Revise the records below by changing each "analyzer" to "instrument" and keeping everything else the same. Omit the pictures from your answer.

[Records from a data collection]
-- -- --
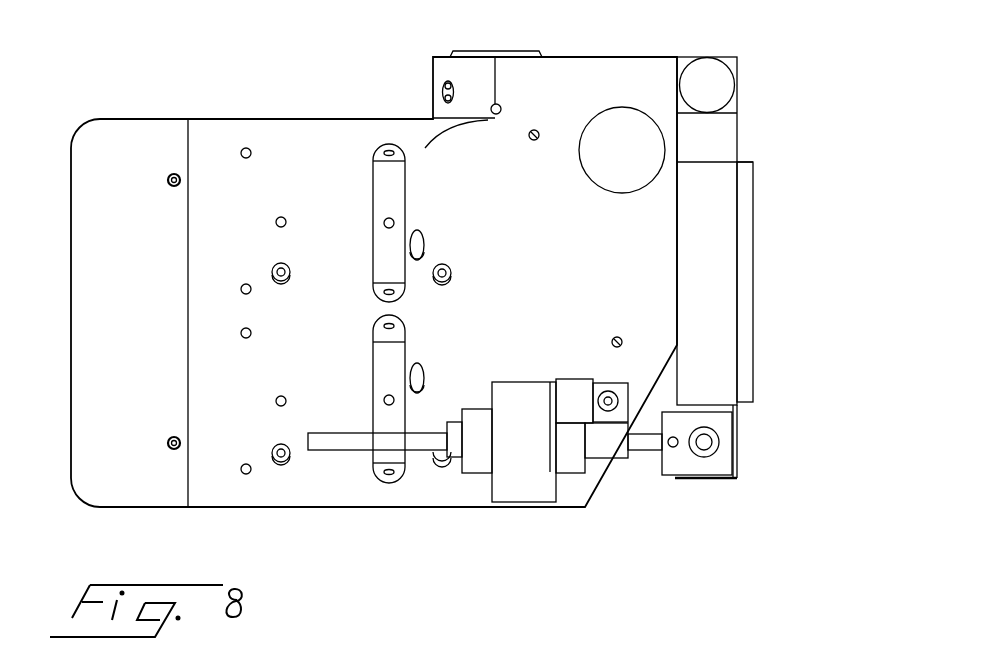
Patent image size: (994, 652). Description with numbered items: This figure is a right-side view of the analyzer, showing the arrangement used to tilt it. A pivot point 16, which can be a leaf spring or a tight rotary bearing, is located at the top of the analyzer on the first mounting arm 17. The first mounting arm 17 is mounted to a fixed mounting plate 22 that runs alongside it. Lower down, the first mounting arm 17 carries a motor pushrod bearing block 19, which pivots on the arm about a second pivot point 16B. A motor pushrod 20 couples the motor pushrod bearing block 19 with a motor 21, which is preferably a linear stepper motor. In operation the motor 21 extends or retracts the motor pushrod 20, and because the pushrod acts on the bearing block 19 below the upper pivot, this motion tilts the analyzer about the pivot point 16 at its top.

The pivot point 16 is at (708, 73).
The first mounting arm 17 is at (714, 284).
The mounting plate 22 is at (747, 203).
The second pivot point 16B is at (704, 442).
The motor pushrod bearing block 19 is at (702, 467).
The motor pushrod 20 is at (652, 445).
The motor 21 is at (522, 392).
-- -- --
> [Exercise result]:
Patent image size: (994, 652). Description with numbered items: This figure is a right-side view of the instrument, showing the arrangement used to tilt it. A pivot point 16, which can be a leaf spring or a tight rotary bearing, is located at the top of the instrument on the first mounting arm 17. The first mounting arm 17 is mounted to a fixed mounting plate 22 that runs alongside it. Lower down, the first mounting arm 17 carries a motor pushrod bearing block 19, which pivots on the arm about a second pivot point 16B. A motor pushrod 20 couples the motor pushrod bearing block 19 with a motor 21, which is preferably a linear stepper motor. In operation the motor 21 extends or retracts the motor pushrod 20, and because the pushrod acts on the bearing block 19 below the upper pivot, this motion tilts the instrument about the pivot point 16 at its top.

The pivot point 16 is at (708, 73).
The first mounting arm 17 is at (714, 284).
The mounting plate 22 is at (747, 203).
The second pivot point 16B is at (704, 442).
The motor pushrod bearing block 19 is at (702, 467).
The motor pushrod 20 is at (652, 445).
The motor 21 is at (522, 392).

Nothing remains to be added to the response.